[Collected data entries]
# # # #

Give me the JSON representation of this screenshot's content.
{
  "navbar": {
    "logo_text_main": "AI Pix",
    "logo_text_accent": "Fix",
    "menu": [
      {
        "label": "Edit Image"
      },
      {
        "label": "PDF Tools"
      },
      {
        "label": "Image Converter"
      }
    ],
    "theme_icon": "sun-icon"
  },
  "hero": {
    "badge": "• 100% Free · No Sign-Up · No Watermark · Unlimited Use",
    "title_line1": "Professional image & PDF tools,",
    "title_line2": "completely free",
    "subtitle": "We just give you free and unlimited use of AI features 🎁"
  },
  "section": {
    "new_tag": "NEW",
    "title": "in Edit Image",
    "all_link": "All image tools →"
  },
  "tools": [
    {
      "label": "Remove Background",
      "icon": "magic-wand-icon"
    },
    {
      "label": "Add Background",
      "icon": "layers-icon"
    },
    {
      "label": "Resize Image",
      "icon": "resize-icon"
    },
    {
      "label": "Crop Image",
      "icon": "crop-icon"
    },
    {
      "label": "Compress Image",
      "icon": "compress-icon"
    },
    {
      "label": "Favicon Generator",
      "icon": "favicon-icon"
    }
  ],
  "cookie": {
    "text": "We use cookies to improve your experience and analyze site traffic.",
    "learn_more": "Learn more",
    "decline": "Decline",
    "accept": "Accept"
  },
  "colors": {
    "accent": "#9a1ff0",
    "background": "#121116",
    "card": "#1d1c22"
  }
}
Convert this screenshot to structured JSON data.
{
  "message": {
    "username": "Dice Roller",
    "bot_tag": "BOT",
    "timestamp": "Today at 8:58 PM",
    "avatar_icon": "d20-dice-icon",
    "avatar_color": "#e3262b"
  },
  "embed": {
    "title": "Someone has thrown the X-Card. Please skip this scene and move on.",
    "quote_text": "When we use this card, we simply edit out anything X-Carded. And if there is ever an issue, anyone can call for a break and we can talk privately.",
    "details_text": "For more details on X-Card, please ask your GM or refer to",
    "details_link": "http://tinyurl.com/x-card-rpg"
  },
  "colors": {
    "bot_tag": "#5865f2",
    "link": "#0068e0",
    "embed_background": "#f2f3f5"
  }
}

# # # #

Pull every line containing "label" out of the records.

        "label": "Edit Image"
        "label": "PDF Tools"
        "label": "Image Converter"
      "label": "Remove Background",
      "label": "Add Background",
      "label": "Resize Image",
      "label": "Crop Image",
      "label": "Compress Image",
      "label": "Favicon Generator",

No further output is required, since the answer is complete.